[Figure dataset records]
** begin **

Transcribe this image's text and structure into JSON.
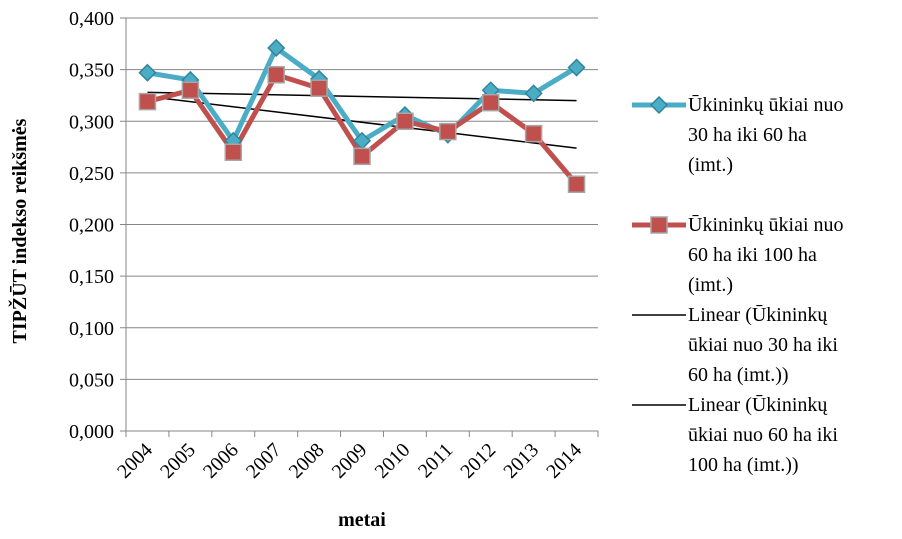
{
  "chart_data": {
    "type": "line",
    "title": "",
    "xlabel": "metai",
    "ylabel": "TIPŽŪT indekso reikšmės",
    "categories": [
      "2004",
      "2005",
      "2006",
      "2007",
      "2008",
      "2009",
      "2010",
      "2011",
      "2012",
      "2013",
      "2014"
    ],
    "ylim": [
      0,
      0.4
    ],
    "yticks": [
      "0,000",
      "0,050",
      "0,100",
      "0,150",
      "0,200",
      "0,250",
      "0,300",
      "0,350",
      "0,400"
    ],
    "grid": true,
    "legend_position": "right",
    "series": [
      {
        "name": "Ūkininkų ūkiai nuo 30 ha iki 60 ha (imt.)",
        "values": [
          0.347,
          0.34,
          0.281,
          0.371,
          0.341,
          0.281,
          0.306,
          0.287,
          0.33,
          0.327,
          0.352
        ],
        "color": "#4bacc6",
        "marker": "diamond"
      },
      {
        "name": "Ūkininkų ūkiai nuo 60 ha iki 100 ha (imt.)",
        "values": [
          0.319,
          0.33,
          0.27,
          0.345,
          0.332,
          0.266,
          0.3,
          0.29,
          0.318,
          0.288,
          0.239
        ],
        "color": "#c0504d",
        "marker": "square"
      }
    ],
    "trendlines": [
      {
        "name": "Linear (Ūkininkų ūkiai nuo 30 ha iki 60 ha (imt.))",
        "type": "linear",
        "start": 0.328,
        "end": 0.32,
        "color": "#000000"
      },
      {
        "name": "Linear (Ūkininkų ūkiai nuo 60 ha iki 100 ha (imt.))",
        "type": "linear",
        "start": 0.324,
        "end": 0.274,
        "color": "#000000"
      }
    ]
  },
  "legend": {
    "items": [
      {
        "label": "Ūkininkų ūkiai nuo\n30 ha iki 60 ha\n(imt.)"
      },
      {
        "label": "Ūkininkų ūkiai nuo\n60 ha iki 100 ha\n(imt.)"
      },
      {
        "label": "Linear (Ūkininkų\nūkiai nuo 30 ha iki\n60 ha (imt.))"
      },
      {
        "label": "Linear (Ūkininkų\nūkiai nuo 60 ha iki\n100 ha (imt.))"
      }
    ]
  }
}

** end **
** begin **

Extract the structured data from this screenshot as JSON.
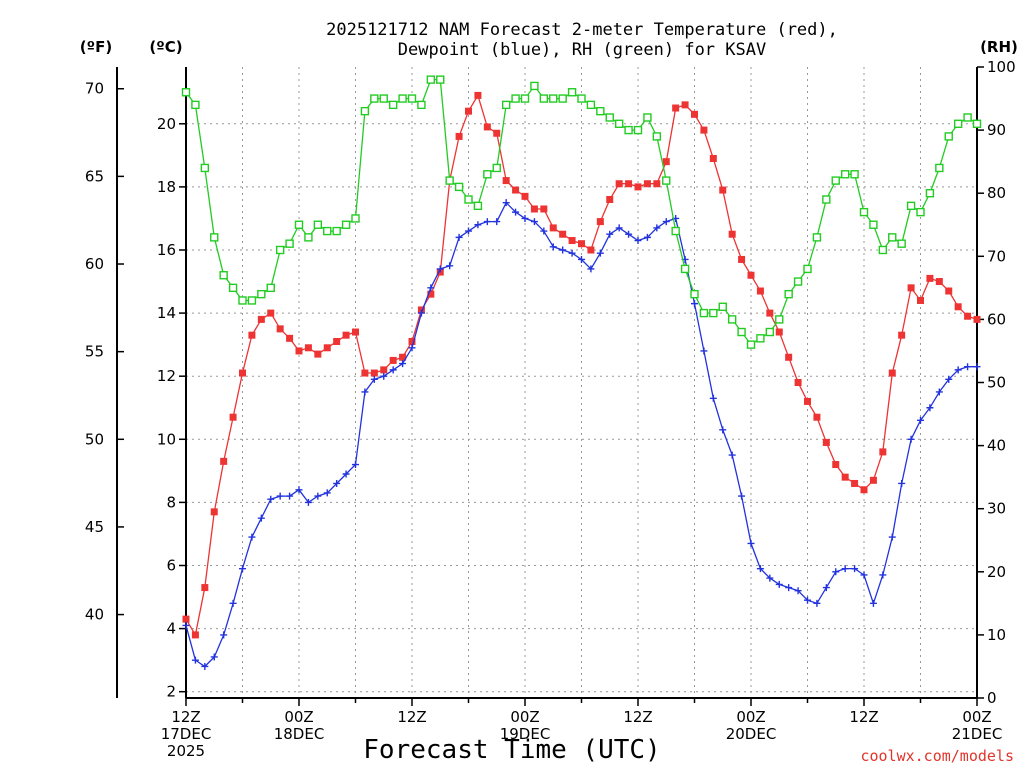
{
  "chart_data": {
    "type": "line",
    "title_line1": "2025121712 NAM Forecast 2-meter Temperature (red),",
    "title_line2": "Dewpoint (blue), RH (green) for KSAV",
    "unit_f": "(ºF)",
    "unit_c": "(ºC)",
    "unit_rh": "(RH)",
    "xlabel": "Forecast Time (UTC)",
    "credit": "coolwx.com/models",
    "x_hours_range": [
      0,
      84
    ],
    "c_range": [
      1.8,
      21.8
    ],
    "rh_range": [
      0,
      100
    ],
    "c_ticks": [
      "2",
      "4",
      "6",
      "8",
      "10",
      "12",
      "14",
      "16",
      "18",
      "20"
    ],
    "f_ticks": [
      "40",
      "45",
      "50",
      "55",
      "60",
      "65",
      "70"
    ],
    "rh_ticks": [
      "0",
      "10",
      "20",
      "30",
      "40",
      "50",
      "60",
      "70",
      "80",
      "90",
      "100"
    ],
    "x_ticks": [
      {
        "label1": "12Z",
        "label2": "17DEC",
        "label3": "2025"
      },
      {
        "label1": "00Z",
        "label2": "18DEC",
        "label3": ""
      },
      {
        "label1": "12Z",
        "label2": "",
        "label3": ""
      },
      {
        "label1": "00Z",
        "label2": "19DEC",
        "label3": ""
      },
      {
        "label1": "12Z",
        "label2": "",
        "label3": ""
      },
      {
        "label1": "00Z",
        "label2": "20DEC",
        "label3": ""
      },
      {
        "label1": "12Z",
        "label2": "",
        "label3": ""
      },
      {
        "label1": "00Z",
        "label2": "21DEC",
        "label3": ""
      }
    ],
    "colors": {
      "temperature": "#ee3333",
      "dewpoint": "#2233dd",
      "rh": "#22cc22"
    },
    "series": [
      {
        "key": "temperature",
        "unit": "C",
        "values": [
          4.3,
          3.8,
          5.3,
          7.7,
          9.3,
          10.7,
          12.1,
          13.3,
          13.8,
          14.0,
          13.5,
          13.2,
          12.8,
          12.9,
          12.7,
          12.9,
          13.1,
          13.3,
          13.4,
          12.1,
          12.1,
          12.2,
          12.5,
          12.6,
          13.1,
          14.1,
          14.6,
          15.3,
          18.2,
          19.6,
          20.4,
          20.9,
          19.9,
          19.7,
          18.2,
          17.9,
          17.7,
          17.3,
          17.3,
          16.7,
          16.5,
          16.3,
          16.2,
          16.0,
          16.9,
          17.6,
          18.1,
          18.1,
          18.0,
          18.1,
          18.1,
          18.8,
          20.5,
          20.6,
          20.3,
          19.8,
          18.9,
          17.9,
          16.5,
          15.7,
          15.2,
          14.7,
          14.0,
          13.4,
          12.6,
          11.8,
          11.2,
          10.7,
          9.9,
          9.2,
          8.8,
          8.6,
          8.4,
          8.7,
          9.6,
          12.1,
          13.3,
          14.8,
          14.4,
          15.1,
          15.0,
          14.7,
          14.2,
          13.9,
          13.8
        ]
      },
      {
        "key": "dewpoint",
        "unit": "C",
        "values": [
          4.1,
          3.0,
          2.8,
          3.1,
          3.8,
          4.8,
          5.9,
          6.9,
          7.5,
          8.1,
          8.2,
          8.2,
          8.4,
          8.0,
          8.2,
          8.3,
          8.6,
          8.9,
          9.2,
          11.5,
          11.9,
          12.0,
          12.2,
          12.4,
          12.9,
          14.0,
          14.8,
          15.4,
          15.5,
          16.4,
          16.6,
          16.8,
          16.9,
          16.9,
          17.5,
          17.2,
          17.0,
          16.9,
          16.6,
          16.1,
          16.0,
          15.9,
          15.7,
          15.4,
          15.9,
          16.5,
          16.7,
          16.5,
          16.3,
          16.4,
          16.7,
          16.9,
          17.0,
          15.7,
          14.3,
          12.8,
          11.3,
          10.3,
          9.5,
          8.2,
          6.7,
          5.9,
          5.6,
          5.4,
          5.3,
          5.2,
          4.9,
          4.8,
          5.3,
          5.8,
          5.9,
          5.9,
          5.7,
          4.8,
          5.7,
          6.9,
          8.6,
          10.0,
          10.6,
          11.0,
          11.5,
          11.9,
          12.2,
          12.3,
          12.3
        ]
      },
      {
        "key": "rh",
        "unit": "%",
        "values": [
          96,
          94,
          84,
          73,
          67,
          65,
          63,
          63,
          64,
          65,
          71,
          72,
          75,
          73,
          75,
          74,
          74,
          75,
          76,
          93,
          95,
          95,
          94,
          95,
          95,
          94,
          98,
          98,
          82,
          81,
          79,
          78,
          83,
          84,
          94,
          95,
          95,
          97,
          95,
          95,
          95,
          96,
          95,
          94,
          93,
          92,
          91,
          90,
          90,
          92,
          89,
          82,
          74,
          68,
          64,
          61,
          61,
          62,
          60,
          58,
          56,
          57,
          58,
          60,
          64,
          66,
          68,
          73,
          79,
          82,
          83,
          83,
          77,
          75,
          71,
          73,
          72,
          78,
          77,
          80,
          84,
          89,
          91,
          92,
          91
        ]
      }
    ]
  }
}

** end **

*Requirement:*
Only lines holding the string "this" are wanted; gather each one from the entries above.

*Written reply:*
Transcribe this image's text and structure into JSON.
Extract the structured data from this screenshot as JSON.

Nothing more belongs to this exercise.